[begin Records to use]

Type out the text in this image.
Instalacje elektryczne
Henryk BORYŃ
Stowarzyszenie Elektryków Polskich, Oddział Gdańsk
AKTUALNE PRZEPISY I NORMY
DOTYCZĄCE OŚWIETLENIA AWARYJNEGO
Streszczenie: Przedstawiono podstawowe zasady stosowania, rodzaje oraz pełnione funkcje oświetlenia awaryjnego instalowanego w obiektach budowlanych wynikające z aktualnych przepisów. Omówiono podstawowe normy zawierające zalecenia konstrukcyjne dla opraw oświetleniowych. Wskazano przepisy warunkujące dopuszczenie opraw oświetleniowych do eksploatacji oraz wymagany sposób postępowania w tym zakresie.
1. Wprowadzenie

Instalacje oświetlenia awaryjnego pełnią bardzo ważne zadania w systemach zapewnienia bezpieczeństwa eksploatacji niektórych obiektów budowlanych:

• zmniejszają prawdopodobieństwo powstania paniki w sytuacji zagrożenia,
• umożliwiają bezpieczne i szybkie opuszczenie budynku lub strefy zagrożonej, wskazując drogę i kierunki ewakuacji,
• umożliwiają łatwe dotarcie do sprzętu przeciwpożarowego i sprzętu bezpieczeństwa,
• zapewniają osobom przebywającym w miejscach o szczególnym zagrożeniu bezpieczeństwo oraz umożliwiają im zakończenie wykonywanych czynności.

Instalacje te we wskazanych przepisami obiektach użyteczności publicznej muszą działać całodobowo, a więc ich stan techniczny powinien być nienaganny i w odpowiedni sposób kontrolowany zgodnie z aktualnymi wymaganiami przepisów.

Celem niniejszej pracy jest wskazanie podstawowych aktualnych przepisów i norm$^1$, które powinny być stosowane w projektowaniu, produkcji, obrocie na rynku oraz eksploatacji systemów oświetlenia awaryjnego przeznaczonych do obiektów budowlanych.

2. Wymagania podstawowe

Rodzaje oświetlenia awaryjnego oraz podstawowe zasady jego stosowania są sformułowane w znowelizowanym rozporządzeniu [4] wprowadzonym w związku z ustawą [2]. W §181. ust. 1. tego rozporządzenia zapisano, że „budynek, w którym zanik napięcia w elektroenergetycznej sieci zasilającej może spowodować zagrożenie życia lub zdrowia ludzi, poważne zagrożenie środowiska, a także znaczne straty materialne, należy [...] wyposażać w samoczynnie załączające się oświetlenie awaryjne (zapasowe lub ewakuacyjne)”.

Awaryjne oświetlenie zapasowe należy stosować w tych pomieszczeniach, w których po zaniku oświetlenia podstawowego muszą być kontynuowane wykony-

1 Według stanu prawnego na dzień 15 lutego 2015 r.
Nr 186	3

[end Records to use]

Short exercise: List each line of the entries that holds the string "zapasowe".

Task result:
Rodzaje oświetlenia awaryjnego oraz podstawowe zasady jego stosowania są sformułowane w znowelizowanym rozporządzeniu [4] wprowadzonym w związku z ustawą [2]. W §181. ust. 1. tego rozporządzenia zapisano, że „budynek, w którym zanik napięcia w elektroenergetycznej sieci zasilającej może spowodować zagrożenie życia lub zdrowia ludzi, poważne zagrożenie środowiska, a także znaczne straty materialne, należy [...] wyposażać w samoczynnie załączające się oświetlenie awaryjne (zapasowe lub ewakuacyjne)”.
Awaryjne oświetlenie zapasowe należy stosować w tych pomieszczeniach, w których po zaniku oświetlenia podstawowego muszą być kontynuowane wykony-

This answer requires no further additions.